» **Your objective**
Only the pictures stay out; every record is to be quoted exactly.

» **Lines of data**
+ + + + +

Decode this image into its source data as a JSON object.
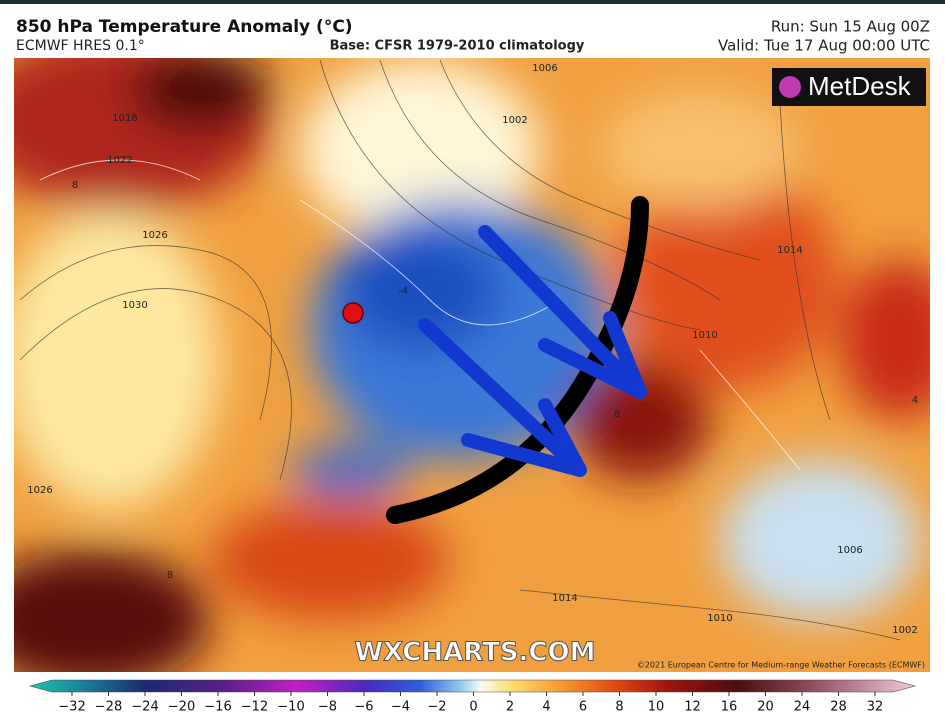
{
  "header": {
    "title": "850 hPa Temperature Anomaly (°C)",
    "model": "ECMWF HRES 0.1°",
    "base": "Base: CFSR 1979-2010 climatology",
    "run": "Run: Sun 15 Aug 00Z",
    "valid": "Valid: Tue 17 Aug 00:00 UTC"
  },
  "map": {
    "logo": "MetDesk",
    "watermark": "WXCHARTS.COM",
    "credit": "©2021 European Centre for Medium-range Weather Forecasts (ECMWF)",
    "contour_labels": [
      "1006",
      "1002",
      "1018",
      "1022",
      "1026",
      "1030",
      "1014",
      "1010",
      "1026",
      "1014",
      "1010",
      "1006",
      "1002",
      "8",
      "8",
      "4",
      "-4",
      "8"
    ]
  },
  "colorbar": {
    "ticks": [
      "−32",
      "−28",
      "−24",
      "−20",
      "−16",
      "−12",
      "−10",
      "−8",
      "−6",
      "−4",
      "−2",
      "0",
      "2",
      "4",
      "6",
      "8",
      "10",
      "12",
      "16",
      "20",
      "24",
      "28",
      "32"
    ]
  }
}
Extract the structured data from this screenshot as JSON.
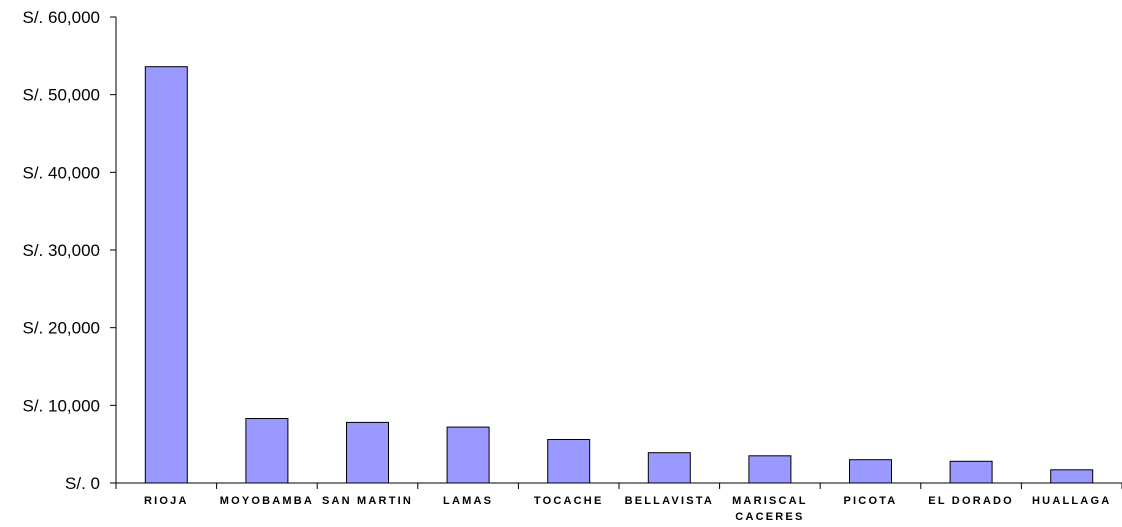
{
  "chart_data": {
    "type": "bar",
    "title": "",
    "xlabel": "",
    "ylabel": "",
    "categories": [
      "RIOJA",
      "MOYOBAMBA",
      "SAN MARTIN",
      "LAMAS",
      "TOCACHE",
      "BELLAVISTA",
      "MARISCAL CACERES",
      "PICOTA",
      "EL DORADO",
      "HUALLAGA"
    ],
    "category_label_lines": [
      [
        "RIOJA"
      ],
      [
        "MOYOBAMBA"
      ],
      [
        "SAN MARTIN"
      ],
      [
        "LAMAS"
      ],
      [
        "TOCACHE"
      ],
      [
        "BELLAVISTA"
      ],
      [
        "MARISCAL",
        "CACERES"
      ],
      [
        "PICOTA"
      ],
      [
        "EL DORADO"
      ],
      [
        "HUALLAGA"
      ]
    ],
    "values": [
      53600,
      8300,
      7800,
      7200,
      5600,
      3900,
      3500,
      3000,
      2800,
      1700
    ],
    "ylim": [
      0,
      60000
    ],
    "yticks": [
      0,
      10000,
      20000,
      30000,
      40000,
      50000,
      60000
    ],
    "ytick_labels": [
      "S/. 0",
      "S/. 10,000",
      "S/. 20,000",
      "S/. 30,000",
      "S/. 40,000",
      "S/. 50,000",
      "S/. 60,000"
    ],
    "grid": false,
    "legend": "none",
    "colors": {
      "bar_fill": "#9999ff",
      "bar_stroke": "#000000",
      "axis": "#000000"
    }
  }
}
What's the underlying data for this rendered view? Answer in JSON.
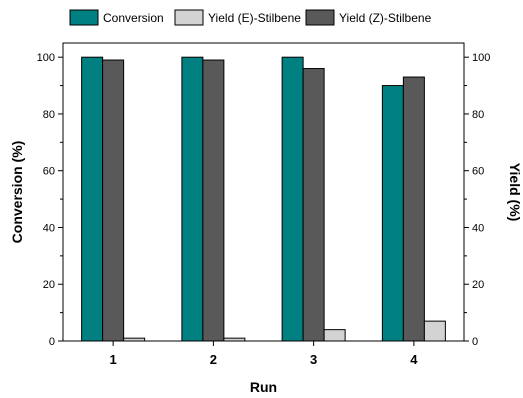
{
  "chart_data": {
    "type": "bar",
    "categories": [
      "1",
      "2",
      "3",
      "4"
    ],
    "series": [
      {
        "name": "Conversion",
        "values": [
          100,
          100,
          100,
          90
        ],
        "color": "#008080"
      },
      {
        "name": "Yield (E)-Stilbene",
        "values": [
          1,
          1,
          4,
          7
        ],
        "color": "#d3d3d3"
      },
      {
        "name": "Yield (Z)-Stilbene",
        "values": [
          99,
          99,
          96,
          93
        ],
        "color": "#595959"
      }
    ],
    "bar_order": [
      0,
      2,
      1
    ],
    "xlabel": "Run",
    "ylabel": "Conversion (%)",
    "y2label": "Yield (%)",
    "ylim": [
      0,
      105
    ],
    "yticks": [
      0,
      20,
      40,
      60,
      80,
      100
    ],
    "legend_position": "top",
    "grid": false
  }
}
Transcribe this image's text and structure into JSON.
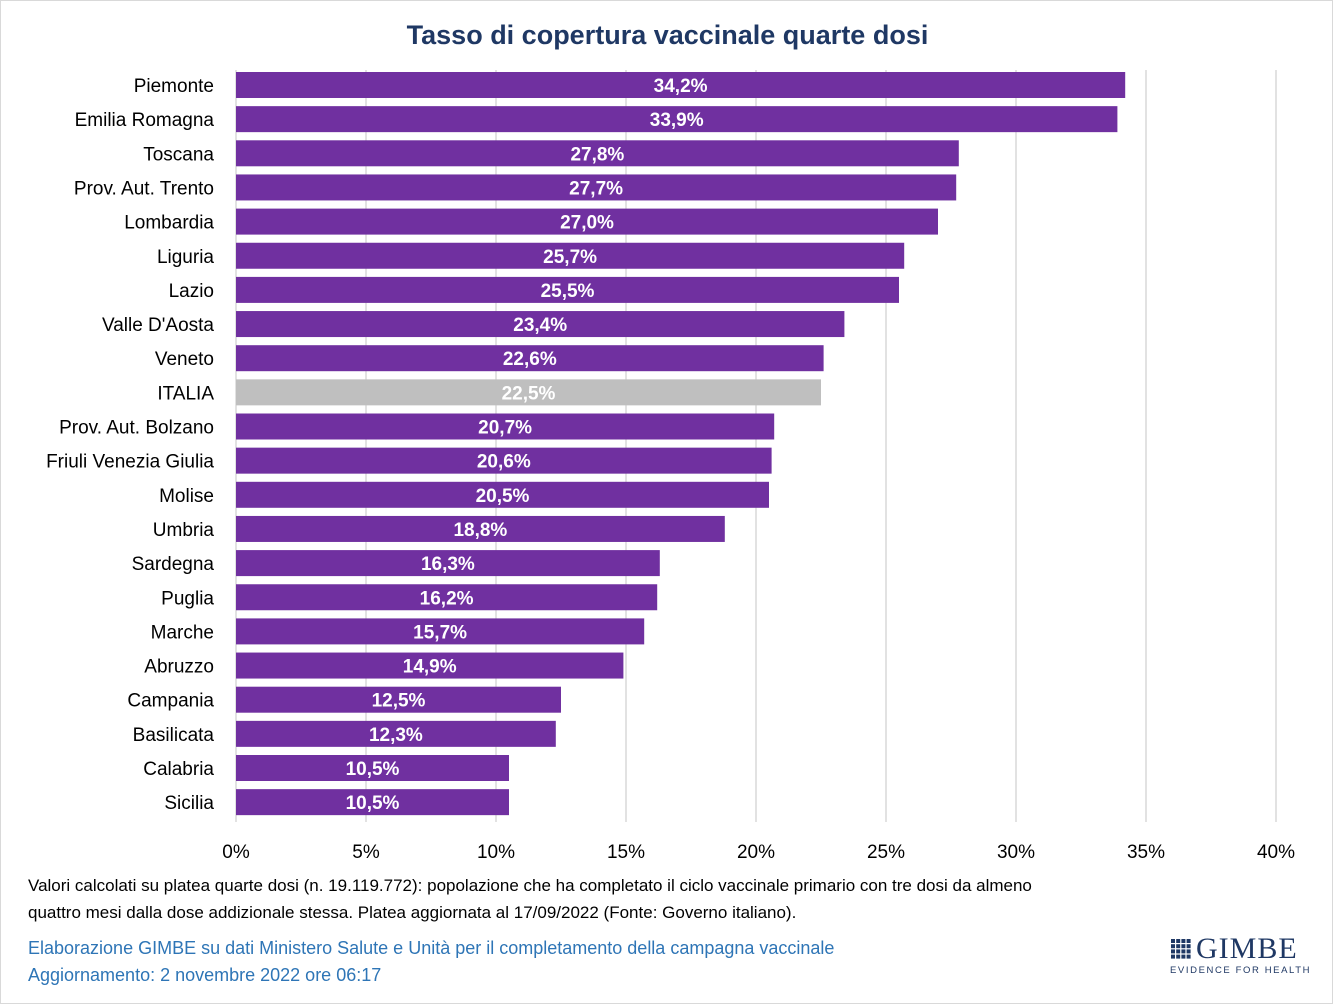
{
  "chart_data": {
    "type": "bar",
    "orientation": "horizontal",
    "title": "Tasso di copertura vaccinale quarte dosi",
    "categories": [
      "Piemonte",
      "Emilia Romagna",
      "Toscana",
      "Prov. Aut. Trento",
      "Lombardia",
      "Liguria",
      "Lazio",
      "Valle D'Aosta",
      "Veneto",
      "ITALIA",
      "Prov. Aut. Bolzano",
      "Friuli Venezia Giulia",
      "Molise",
      "Umbria",
      "Sardegna",
      "Puglia",
      "Marche",
      "Abruzzo",
      "Campania",
      "Basilicata",
      "Calabria",
      "Sicilia"
    ],
    "values": [
      34.2,
      33.9,
      27.8,
      27.7,
      27.0,
      25.7,
      25.5,
      23.4,
      22.6,
      22.5,
      20.7,
      20.6,
      20.5,
      18.8,
      16.3,
      16.2,
      15.7,
      14.9,
      12.5,
      12.3,
      10.5,
      10.5
    ],
    "data_labels": [
      "34,2%",
      "33,9%",
      "27,8%",
      "27,7%",
      "27,0%",
      "25,7%",
      "25,5%",
      "23,4%",
      "22,6%",
      "22,5%",
      "20,7%",
      "20,6%",
      "20,5%",
      "18,8%",
      "16,3%",
      "16,2%",
      "15,7%",
      "14,9%",
      "12,5%",
      "12,3%",
      "10,5%",
      "10,5%"
    ],
    "highlight_category": "ITALIA",
    "bar_color": "#7030a0",
    "highlight_color": "#bfbfbf",
    "xlim": [
      0,
      40
    ],
    "xticks": [
      0,
      5,
      10,
      15,
      20,
      25,
      30,
      35,
      40
    ],
    "xtick_labels": [
      "0%",
      "5%",
      "10%",
      "15%",
      "20%",
      "25%",
      "30%",
      "35%",
      "40%"
    ],
    "grid": true,
    "xlabel": "",
    "ylabel": ""
  },
  "footnote": {
    "line1": "Valori calcolati su platea quarte dosi (n. 19.119.772): popolazione che ha completato il ciclo vaccinale primario con tre dosi da almeno",
    "line2": "quattro mesi dalla dose addizionale stessa. Platea aggiornata al 17/09/2022 (Fonte: Governo italiano)."
  },
  "credits": {
    "source": "Elaborazione GIMBE su dati Ministero Salute e Unità per il completamento della campagna vaccinale",
    "updated": "Aggiornamento: 2 novembre 2022 ore 06:17"
  },
  "logo": {
    "name": "GIMBE",
    "tagline": "EVIDENCE FOR HEALTH",
    "color": "#1f3864"
  },
  "colors": {
    "title": "#1f3864",
    "credit_text": "#2e75b6",
    "gridline": "#d9d9d9"
  }
}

+ + + + +

» **Solved problem**
Decode this image into its source data as a JSON object.
{
  "header": {
    "title": "850 hPa Temperature Anomaly (°C)",
    "model": "ECMWF HRES 0.1°",
    "base": "Base: CFSR 1979-2010 climatology",
    "run": "Run: Sun 15 Aug 00Z",
    "valid": "Valid: Tue 17 Aug 00:00 UTC"
  },
  "map": {
    "logo": "MetDesk",
    "watermark": "WXCHARTS.COM",
    "credit": "©2021 European Centre for Medium-range Weather Forecasts (ECMWF)",
    "contour_labels": [
      "1006",
      "1002",
      "1018",
      "1022",
      "1026",
      "1030",
      "1014",
      "1010",
      "1026",
      "1014",
      "1010",
      "1006",
      "1002",
      "8",
      "8",
      "4",
      "-4",
      "8"
    ]
  },
  "colorbar": {
    "ticks": [
      "−32",
      "−28",
      "−24",
      "−20",
      "−16",
      "−12",
      "−10",
      "−8",
      "−6",
      "−4",
      "−2",
      "0",
      "2",
      "4",
      "6",
      "8",
      "10",
      "12",
      "16",
      "20",
      "24",
      "28",
      "32"
    ]
  }
}
Extract the structured data from this screenshot as JSON.
{
  "chart_data": {
    "type": "bar",
    "title": "",
    "xlabel": "",
    "ylabel": "",
    "categories": [
      "RIOJA",
      "MOYOBAMBA",
      "SAN MARTIN",
      "LAMAS",
      "TOCACHE",
      "BELLAVISTA",
      "MARISCAL CACERES",
      "PICOTA",
      "EL DORADO",
      "HUALLAGA"
    ],
    "category_label_lines": [
      [
        "RIOJA"
      ],
      [
        "MOYOBAMBA"
      ],
      [
        "SAN MARTIN"
      ],
      [
        "LAMAS"
      ],
      [
        "TOCACHE"
      ],
      [
        "BELLAVISTA"
      ],
      [
        "MARISCAL",
        "CACERES"
      ],
      [
        "PICOTA"
      ],
      [
        "EL DORADO"
      ],
      [
        "HUALLAGA"
      ]
    ],
    "values": [
      53600,
      8300,
      7800,
      7200,
      5600,
      3900,
      3500,
      3000,
      2800,
      1700
    ],
    "ylim": [
      0,
      60000
    ],
    "yticks": [
      0,
      10000,
      20000,
      30000,
      40000,
      50000,
      60000
    ],
    "ytick_labels": [
      "S/. 0",
      "S/. 10,000",
      "S/. 20,000",
      "S/. 30,000",
      "S/. 40,000",
      "S/. 50,000",
      "S/. 60,000"
    ],
    "grid": false,
    "legend": "none",
    "colors": {
      "bar_fill": "#9999ff",
      "bar_stroke": "#000000",
      "axis": "#000000"
    }
  }
}
What's the underlying data for this rendered view? Answer in JSON.
{
  "chart_data": {
    "type": "bar",
    "categories": [
      "1",
      "2",
      "3",
      "4"
    ],
    "series": [
      {
        "name": "Conversion",
        "values": [
          100,
          100,
          100,
          90
        ],
        "color": "#008080"
      },
      {
        "name": "Yield (E)-Stilbene",
        "values": [
          1,
          1,
          4,
          7
        ],
        "color": "#d3d3d3"
      },
      {
        "name": "Yield (Z)-Stilbene",
        "values": [
          99,
          99,
          96,
          93
        ],
        "color": "#595959"
      }
    ],
    "bar_order": [
      0,
      2,
      1
    ],
    "xlabel": "Run",
    "ylabel": "Conversion (%)",
    "y2label": "Yield (%)",
    "ylim": [
      0,
      105
    ],
    "yticks": [
      0,
      20,
      40,
      60,
      80,
      100
    ],
    "legend_position": "top",
    "grid": false
  }
}
Transcribe this image's text and structure into JSON.
{
  "chart_data": {
    "type": "bar",
    "orientation": "horizontal",
    "title": "Tasso di copertura vaccinale quarte dosi",
    "categories": [
      "Piemonte",
      "Emilia Romagna",
      "Toscana",
      "Prov. Aut. Trento",
      "Lombardia",
      "Liguria",
      "Lazio",
      "Valle D'Aosta",
      "Veneto",
      "ITALIA",
      "Prov. Aut. Bolzano",
      "Friuli Venezia Giulia",
      "Molise",
      "Umbria",
      "Sardegna",
      "Puglia",
      "Marche",
      "Abruzzo",
      "Campania",
      "Basilicata",
      "Calabria",
      "Sicilia"
    ],
    "values": [
      34.2,
      33.9,
      27.8,
      27.7,
      27.0,
      25.7,
      25.5,
      23.4,
      22.6,
      22.5,
      20.7,
      20.6,
      20.5,
      18.8,
      16.3,
      16.2,
      15.7,
      14.9,
      12.5,
      12.3,
      10.5,
      10.5
    ],
    "data_labels": [
      "34,2%",
      "33,9%",
      "27,8%",
      "27,7%",
      "27,0%",
      "25,7%",
      "25,5%",
      "23,4%",
      "22,6%",
      "22,5%",
      "20,7%",
      "20,6%",
      "20,5%",
      "18,8%",
      "16,3%",
      "16,2%",
      "15,7%",
      "14,9%",
      "12,5%",
      "12,3%",
      "10,5%",
      "10,5%"
    ],
    "highlight_category": "ITALIA",
    "bar_color": "#7030a0",
    "highlight_color": "#bfbfbf",
    "xlim": [
      0,
      40
    ],
    "xticks": [
      0,
      5,
      10,
      15,
      20,
      25,
      30,
      35,
      40
    ],
    "xtick_labels": [
      "0%",
      "5%",
      "10%",
      "15%",
      "20%",
      "25%",
      "30%",
      "35%",
      "40%"
    ],
    "grid": true,
    "xlabel": "",
    "ylabel": ""
  },
  "footnote": {
    "line1": "Valori calcolati su platea quarte dosi (n. 19.119.772): popolazione che ha completato il ciclo vaccinale primario con tre dosi da almeno",
    "line2": "quattro mesi dalla dose addizionale stessa. Platea aggiornata al 17/09/2022 (Fonte: Governo italiano)."
  },
  "credits": {
    "source": "Elaborazione GIMBE su dati Ministero Salute e Unità per il completamento della campagna vaccinale",
    "updated": "Aggiornamento: 2 novembre 2022 ore 06:17"
  },
  "logo": {
    "name": "GIMBE",
    "tagline": "EVIDENCE FOR HEALTH",
    "color": "#1f3864"
  },
  "colors": {
    "title": "#1f3864",
    "credit_text": "#2e75b6",
    "gridline": "#d9d9d9"
  }
}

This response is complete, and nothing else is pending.